Stored data

--

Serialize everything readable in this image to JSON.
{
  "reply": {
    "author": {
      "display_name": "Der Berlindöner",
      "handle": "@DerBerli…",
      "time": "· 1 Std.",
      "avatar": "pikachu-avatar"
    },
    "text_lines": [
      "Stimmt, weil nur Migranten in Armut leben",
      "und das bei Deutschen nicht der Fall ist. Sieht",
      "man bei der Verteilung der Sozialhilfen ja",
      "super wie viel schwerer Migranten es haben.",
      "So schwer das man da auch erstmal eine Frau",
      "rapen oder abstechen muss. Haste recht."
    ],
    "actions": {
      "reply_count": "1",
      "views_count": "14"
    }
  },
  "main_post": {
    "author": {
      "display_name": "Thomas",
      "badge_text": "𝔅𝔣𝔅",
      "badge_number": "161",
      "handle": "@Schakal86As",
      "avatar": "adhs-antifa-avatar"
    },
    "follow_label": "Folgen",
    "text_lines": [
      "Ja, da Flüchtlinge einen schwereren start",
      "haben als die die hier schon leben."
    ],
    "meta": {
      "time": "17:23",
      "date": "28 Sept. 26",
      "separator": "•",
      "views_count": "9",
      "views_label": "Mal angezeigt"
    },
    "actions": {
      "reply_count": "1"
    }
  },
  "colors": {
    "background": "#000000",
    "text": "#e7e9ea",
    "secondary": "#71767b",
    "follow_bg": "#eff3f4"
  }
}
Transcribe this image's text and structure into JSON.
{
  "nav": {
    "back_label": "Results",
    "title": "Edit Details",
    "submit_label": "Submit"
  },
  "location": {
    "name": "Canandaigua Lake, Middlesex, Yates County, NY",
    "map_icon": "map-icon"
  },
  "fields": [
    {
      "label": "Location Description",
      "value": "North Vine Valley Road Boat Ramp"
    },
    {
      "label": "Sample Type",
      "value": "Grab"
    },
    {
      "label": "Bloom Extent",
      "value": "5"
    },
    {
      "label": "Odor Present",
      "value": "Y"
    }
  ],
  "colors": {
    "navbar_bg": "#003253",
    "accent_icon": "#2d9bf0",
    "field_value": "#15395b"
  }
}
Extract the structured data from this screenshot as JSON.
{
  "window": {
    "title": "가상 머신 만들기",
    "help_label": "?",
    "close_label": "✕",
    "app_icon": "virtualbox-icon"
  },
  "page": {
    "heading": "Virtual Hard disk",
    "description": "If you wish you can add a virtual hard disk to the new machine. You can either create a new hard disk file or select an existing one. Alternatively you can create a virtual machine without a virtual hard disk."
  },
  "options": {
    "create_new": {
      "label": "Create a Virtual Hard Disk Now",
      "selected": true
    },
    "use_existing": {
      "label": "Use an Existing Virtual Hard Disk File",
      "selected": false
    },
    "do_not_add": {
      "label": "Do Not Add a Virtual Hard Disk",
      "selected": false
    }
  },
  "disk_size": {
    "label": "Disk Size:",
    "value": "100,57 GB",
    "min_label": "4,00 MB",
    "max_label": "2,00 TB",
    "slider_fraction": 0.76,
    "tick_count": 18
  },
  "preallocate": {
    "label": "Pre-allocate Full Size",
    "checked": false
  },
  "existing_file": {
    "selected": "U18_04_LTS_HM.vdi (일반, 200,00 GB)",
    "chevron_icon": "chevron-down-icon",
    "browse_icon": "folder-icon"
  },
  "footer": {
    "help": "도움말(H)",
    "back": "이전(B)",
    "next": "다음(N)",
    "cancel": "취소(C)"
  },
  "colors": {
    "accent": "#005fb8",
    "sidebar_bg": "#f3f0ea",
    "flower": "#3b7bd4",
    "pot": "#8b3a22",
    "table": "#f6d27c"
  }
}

--

What you will do —
Check every line for "this" and show the ones that have it.

Completed task —
Serialize everything readable in this image to JSON.
Transcribe this image's text and structure into JSON.
Extract the structured data from this screenshot as JSON.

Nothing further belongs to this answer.